#### What you need to do:
Repeat the whole listing below, word for word.

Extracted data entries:

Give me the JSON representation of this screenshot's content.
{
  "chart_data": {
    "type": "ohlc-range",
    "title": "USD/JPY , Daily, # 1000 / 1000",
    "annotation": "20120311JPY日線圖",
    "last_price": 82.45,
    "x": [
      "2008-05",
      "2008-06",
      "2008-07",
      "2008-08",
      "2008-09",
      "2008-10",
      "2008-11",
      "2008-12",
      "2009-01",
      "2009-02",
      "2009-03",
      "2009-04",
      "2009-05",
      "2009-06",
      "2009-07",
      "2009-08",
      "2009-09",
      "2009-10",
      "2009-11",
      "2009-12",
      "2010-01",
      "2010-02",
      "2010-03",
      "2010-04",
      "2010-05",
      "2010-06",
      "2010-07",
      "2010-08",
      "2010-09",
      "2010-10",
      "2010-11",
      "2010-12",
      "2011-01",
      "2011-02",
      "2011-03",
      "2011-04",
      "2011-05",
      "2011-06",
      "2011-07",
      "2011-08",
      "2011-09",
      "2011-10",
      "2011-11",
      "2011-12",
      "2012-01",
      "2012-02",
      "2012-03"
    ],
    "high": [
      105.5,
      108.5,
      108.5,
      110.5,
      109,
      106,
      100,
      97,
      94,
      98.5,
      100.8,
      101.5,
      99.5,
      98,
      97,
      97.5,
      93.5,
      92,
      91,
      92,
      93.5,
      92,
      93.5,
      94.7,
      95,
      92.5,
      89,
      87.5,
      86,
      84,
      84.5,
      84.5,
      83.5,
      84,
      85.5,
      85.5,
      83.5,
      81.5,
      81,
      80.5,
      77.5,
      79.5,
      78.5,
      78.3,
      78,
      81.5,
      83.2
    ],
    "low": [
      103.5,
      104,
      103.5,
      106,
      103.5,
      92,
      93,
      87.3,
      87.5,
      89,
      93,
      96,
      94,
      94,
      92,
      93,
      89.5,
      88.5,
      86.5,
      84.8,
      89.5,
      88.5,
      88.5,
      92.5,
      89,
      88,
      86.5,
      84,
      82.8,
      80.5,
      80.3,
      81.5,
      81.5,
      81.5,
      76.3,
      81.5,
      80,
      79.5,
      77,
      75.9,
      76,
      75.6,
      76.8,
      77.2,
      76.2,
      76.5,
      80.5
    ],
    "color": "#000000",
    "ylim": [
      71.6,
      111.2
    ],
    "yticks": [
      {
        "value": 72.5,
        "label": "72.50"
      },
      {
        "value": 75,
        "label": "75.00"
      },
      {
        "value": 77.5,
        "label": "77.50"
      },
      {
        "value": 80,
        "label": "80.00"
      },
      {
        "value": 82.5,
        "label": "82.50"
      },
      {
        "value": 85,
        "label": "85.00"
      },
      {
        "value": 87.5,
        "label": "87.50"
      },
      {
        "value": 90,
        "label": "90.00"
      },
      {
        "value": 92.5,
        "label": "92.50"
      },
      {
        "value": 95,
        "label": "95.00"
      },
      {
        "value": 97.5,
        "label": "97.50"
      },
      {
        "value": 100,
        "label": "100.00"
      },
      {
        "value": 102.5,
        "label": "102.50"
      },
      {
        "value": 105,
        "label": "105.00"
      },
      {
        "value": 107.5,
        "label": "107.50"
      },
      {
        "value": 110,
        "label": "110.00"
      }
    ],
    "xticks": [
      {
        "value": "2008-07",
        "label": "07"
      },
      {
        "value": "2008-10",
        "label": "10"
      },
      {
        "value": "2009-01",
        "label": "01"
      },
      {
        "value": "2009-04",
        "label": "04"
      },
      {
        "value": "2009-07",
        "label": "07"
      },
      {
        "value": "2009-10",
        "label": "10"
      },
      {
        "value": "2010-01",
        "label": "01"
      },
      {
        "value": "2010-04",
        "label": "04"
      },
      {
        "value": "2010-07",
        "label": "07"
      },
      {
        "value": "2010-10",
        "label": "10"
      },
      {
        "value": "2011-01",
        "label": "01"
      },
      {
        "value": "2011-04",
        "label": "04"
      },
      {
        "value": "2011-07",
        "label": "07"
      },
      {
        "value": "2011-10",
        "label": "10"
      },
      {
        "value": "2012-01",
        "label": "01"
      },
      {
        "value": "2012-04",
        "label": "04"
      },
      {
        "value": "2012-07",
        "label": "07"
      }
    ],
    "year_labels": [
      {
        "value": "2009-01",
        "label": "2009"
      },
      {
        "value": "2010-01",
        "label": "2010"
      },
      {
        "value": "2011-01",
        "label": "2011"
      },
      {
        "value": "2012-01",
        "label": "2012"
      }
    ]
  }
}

#### Solution to this problem:
Give me the JSON representation of this screenshot's content.
{
  "chart_data": {
    "type": "ohlc-range",
    "title": "USD/JPY , Daily, # 1000 / 1000",
    "annotation": "20120311JPY日線圖",
    "last_price": 82.45,
    "x": [
      "2008-05",
      "2008-06",
      "2008-07",
      "2008-08",
      "2008-09",
      "2008-10",
      "2008-11",
      "2008-12",
      "2009-01",
      "2009-02",
      "2009-03",
      "2009-04",
      "2009-05",
      "2009-06",
      "2009-07",
      "2009-08",
      "2009-09",
      "2009-10",
      "2009-11",
      "2009-12",
      "2010-01",
      "2010-02",
      "2010-03",
      "2010-04",
      "2010-05",
      "2010-06",
      "2010-07",
      "2010-08",
      "2010-09",
      "2010-10",
      "2010-11",
      "2010-12",
      "2011-01",
      "2011-02",
      "2011-03",
      "2011-04",
      "2011-05",
      "2011-06",
      "2011-07",
      "2011-08",
      "2011-09",
      "2011-10",
      "2011-11",
      "2011-12",
      "2012-01",
      "2012-02",
      "2012-03"
    ],
    "high": [
      105.5,
      108.5,
      108.5,
      110.5,
      109,
      106,
      100,
      97,
      94,
      98.5,
      100.8,
      101.5,
      99.5,
      98,
      97,
      97.5,
      93.5,
      92,
      91,
      92,
      93.5,
      92,
      93.5,
      94.7,
      95,
      92.5,
      89,
      87.5,
      86,
      84,
      84.5,
      84.5,
      83.5,
      84,
      85.5,
      85.5,
      83.5,
      81.5,
      81,
      80.5,
      77.5,
      79.5,
      78.5,
      78.3,
      78,
      81.5,
      83.2
    ],
    "low": [
      103.5,
      104,
      103.5,
      106,
      103.5,
      92,
      93,
      87.3,
      87.5,
      89,
      93,
      96,
      94,
      94,
      92,
      93,
      89.5,
      88.5,
      86.5,
      84.8,
      89.5,
      88.5,
      88.5,
      92.5,
      89,
      88,
      86.5,
      84,
      82.8,
      80.5,
      80.3,
      81.5,
      81.5,
      81.5,
      76.3,
      81.5,
      80,
      79.5,
      77,
      75.9,
      76,
      75.6,
      76.8,
      77.2,
      76.2,
      76.5,
      80.5
    ],
    "color": "#000000",
    "ylim": [
      71.6,
      111.2
    ],
    "yticks": [
      {
        "value": 72.5,
        "label": "72.50"
      },
      {
        "value": 75,
        "label": "75.00"
      },
      {
        "value": 77.5,
        "label": "77.50"
      },
      {
        "value": 80,
        "label": "80.00"
      },
      {
        "value": 82.5,
        "label": "82.50"
      },
      {
        "value": 85,
        "label": "85.00"
      },
      {
        "value": 87.5,
        "label": "87.50"
      },
      {
        "value": 90,
        "label": "90.00"
      },
      {
        "value": 92.5,
        "label": "92.50"
      },
      {
        "value": 95,
        "label": "95.00"
      },
      {
        "value": 97.5,
        "label": "97.50"
      },
      {
        "value": 100,
        "label": "100.00"
      },
      {
        "value": 102.5,
        "label": "102.50"
      },
      {
        "value": 105,
        "label": "105.00"
      },
      {
        "value": 107.5,
        "label": "107.50"
      },
      {
        "value": 110,
        "label": "110.00"
      }
    ],
    "xticks": [
      {
        "value": "2008-07",
        "label": "07"
      },
      {
        "value": "2008-10",
        "label": "10"
      },
      {
        "value": "2009-01",
        "label": "01"
      },
      {
        "value": "2009-04",
        "label": "04"
      },
      {
        "value": "2009-07",
        "label": "07"
      },
      {
        "value": "2009-10",
        "label": "10"
      },
      {
        "value": "2010-01",
        "label": "01"
      },
      {
        "value": "2010-04",
        "label": "04"
      },
      {
        "value": "2010-07",
        "label": "07"
      },
      {
        "value": "2010-10",
        "label": "10"
      },
      {
        "value": "2011-01",
        "label": "01"
      },
      {
        "value": "2011-04",
        "label": "04"
      },
      {
        "value": "2011-07",
        "label": "07"
      },
      {
        "value": "2011-10",
        "label": "10"
      },
      {
        "value": "2012-01",
        "label": "01"
      },
      {
        "value": "2012-04",
        "label": "04"
      },
      {
        "value": "2012-07",
        "label": "07"
      }
    ],
    "year_labels": [
      {
        "value": "2009-01",
        "label": "2009"
      },
      {
        "value": "2010-01",
        "label": "2010"
      },
      {
        "value": "2011-01",
        "label": "2011"
      },
      {
        "value": "2012-01",
        "label": "2012"
      }
    ]
  }
}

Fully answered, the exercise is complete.